-- START --

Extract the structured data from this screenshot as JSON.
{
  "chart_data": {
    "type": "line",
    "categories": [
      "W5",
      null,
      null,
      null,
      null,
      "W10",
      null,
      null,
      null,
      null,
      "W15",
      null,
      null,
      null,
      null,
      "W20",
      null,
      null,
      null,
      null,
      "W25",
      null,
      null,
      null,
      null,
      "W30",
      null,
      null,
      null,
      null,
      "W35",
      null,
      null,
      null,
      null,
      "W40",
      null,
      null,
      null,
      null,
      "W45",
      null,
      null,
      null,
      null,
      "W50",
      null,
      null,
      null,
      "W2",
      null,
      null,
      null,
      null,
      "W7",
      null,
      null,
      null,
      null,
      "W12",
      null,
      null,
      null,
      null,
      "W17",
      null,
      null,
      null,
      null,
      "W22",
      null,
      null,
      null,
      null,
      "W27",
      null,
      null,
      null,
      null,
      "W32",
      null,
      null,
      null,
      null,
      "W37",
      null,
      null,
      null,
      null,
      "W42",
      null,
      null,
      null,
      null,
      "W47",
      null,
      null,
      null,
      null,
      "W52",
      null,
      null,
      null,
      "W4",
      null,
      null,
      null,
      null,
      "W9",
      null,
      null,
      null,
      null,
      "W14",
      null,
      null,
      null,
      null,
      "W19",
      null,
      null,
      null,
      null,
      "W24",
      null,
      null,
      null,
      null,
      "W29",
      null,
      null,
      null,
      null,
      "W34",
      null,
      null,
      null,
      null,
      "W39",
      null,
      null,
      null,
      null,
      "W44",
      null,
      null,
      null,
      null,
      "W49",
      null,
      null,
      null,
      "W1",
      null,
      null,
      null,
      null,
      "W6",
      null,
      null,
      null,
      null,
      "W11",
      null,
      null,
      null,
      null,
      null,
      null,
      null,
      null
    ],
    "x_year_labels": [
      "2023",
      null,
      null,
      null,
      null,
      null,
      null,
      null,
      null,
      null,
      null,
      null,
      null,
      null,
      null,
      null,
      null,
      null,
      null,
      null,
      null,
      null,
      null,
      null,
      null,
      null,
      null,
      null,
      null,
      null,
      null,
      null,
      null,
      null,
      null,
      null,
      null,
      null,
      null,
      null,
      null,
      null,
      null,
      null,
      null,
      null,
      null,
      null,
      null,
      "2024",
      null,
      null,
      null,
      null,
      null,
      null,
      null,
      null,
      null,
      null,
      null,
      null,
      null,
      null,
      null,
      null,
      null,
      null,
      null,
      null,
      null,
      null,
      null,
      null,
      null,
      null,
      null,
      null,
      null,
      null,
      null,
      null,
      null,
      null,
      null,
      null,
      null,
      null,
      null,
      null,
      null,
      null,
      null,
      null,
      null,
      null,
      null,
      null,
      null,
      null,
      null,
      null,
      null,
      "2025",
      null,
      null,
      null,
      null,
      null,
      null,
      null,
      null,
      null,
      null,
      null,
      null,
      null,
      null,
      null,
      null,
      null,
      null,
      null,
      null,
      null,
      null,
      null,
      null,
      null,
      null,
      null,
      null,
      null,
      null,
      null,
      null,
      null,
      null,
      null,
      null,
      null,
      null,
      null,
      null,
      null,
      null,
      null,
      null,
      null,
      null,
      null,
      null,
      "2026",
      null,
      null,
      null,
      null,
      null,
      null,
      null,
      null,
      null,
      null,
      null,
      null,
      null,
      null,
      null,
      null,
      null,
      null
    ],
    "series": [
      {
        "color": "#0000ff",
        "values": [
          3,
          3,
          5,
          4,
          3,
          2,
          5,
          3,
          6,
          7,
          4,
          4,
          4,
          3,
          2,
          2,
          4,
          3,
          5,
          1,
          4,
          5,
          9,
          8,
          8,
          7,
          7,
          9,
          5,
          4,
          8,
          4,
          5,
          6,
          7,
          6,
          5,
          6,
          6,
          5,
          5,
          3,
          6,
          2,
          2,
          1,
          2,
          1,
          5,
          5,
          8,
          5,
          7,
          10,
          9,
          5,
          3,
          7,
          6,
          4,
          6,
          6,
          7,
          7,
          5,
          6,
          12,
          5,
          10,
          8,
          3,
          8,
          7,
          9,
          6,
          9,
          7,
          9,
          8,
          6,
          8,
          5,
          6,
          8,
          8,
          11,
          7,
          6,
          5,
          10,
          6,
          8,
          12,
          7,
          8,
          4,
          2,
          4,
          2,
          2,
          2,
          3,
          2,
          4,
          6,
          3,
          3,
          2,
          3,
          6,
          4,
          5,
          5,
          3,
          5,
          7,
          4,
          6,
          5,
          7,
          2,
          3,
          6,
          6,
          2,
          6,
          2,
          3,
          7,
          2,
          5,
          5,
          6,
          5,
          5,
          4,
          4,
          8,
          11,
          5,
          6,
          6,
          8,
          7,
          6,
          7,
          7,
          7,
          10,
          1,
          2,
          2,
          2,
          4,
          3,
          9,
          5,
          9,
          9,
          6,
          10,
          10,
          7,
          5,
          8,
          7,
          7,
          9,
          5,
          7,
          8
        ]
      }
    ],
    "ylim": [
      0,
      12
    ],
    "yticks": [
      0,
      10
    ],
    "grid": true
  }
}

-- END --

■ What needs to be done:
Each line of the listing above should be output exactly.

■ Written answer:
Extract the structured data from this screenshot as JSON.
{
  "chart_data": {
    "type": "line",
    "categories": [
      "W5",
      null,
      null,
      null,
      null,
      "W10",
      null,
      null,
      null,
      null,
      "W15",
      null,
      null,
      null,
      null,
      "W20",
      null,
      null,
      null,
      null,
      "W25",
      null,
      null,
      null,
      null,
      "W30",
      null,
      null,
      null,
      null,
      "W35",
      null,
      null,
      null,
      null,
      "W40",
      null,
      null,
      null,
      null,
      "W45",
      null,
      null,
      null,
      null,
      "W50",
      null,
      null,
      null,
      "W2",
      null,
      null,
      null,
      null,
      "W7",
      null,
      null,
      null,
      null,
      "W12",
      null,
      null,
      null,
      null,
      "W17",
      null,
      null,
      null,
      null,
      "W22",
      null,
      null,
      null,
      null,
      "W27",
      null,
      null,
      null,
      null,
      "W32",
      null,
      null,
      null,
      null,
      "W37",
      null,
      null,
      null,
      null,
      "W42",
      null,
      null,
      null,
      null,
      "W47",
      null,
      null,
      null,
      null,
      "W52",
      null,
      null,
      null,
      "W4",
      null,
      null,
      null,
      null,
      "W9",
      null,
      null,
      null,
      null,
      "W14",
      null,
      null,
      null,
      null,
      "W19",
      null,
      null,
      null,
      null,
      "W24",
      null,
      null,
      null,
      null,
      "W29",
      null,
      null,
      null,
      null,
      "W34",
      null,
      null,
      null,
      null,
      "W39",
      null,
      null,
      null,
      null,
      "W44",
      null,
      null,
      null,
      null,
      "W49",
      null,
      null,
      null,
      "W1",
      null,
      null,
      null,
      null,
      "W6",
      null,
      null,
      null,
      null,
      "W11",
      null,
      null,
      null,
      null,
      null,
      null,
      null,
      null
    ],
    "x_year_labels": [
      "2023",
      null,
      null,
      null,
      null,
      null,
      null,
      null,
      null,
      null,
      null,
      null,
      null,
      null,
      null,
      null,
      null,
      null,
      null,
      null,
      null,
      null,
      null,
      null,
      null,
      null,
      null,
      null,
      null,
      null,
      null,
      null,
      null,
      null,
      null,
      null,
      null,
      null,
      null,
      null,
      null,
      null,
      null,
      null,
      null,
      null,
      null,
      null,
      null,
      "2024",
      null,
      null,
      null,
      null,
      null,
      null,
      null,
      null,
      null,
      null,
      null,
      null,
      null,
      null,
      null,
      null,
      null,
      null,
      null,
      null,
      null,
      null,
      null,
      null,
      null,
      null,
      null,
      null,
      null,
      null,
      null,
      null,
      null,
      null,
      null,
      null,
      null,
      null,
      null,
      null,
      null,
      null,
      null,
      null,
      null,
      null,
      null,
      null,
      null,
      null,
      null,
      null,
      null,
      "2025",
      null,
      null,
      null,
      null,
      null,
      null,
      null,
      null,
      null,
      null,
      null,
      null,
      null,
      null,
      null,
      null,
      null,
      null,
      null,
      null,
      null,
      null,
      null,
      null,
      null,
      null,
      null,
      null,
      null,
      null,
      null,
      null,
      null,
      null,
      null,
      null,
      null,
      null,
      null,
      null,
      null,
      null,
      null,
      null,
      null,
      null,
      null,
      null,
      "2026",
      null,
      null,
      null,
      null,
      null,
      null,
      null,
      null,
      null,
      null,
      null,
      null,
      null,
      null,
      null,
      null,
      null,
      null
    ],
    "series": [
      {
        "color": "#0000ff",
        "values": [
          3,
          3,
          5,
          4,
          3,
          2,
          5,
          3,
          6,
          7,
          4,
          4,
          4,
          3,
          2,
          2,
          4,
          3,
          5,
          1,
          4,
          5,
          9,
          8,
          8,
          7,
          7,
          9,
          5,
          4,
          8,
          4,
          5,
          6,
          7,
          6,
          5,
          6,
          6,
          5,
          5,
          3,
          6,
          2,
          2,
          1,
          2,
          1,
          5,
          5,
          8,
          5,
          7,
          10,
          9,
          5,
          3,
          7,
          6,
          4,
          6,
          6,
          7,
          7,
          5,
          6,
          12,
          5,
          10,
          8,
          3,
          8,
          7,
          9,
          6,
          9,
          7,
          9,
          8,
          6,
          8,
          5,
          6,
          8,
          8,
          11,
          7,
          6,
          5,
          10,
          6,
          8,
          12,
          7,
          8,
          4,
          2,
          4,
          2,
          2,
          2,
          3,
          2,
          4,
          6,
          3,
          3,
          2,
          3,
          6,
          4,
          5,
          5,
          3,
          5,
          7,
          4,
          6,
          5,
          7,
          2,
          3,
          6,
          6,
          2,
          6,
          2,
          3,
          7,
          2,
          5,
          5,
          6,
          5,
          5,
          4,
          4,
          8,
          11,
          5,
          6,
          6,
          8,
          7,
          6,
          7,
          7,
          7,
          10,
          1,
          2,
          2,
          2,
          4,
          3,
          9,
          5,
          9,
          9,
          6,
          10,
          10,
          7,
          5,
          8,
          7,
          7,
          9,
          5,
          7,
          8
        ]
      }
    ],
    "ylim": [
      0,
      12
    ],
    "yticks": [
      0,
      10
    ],
    "grid": true
  }
}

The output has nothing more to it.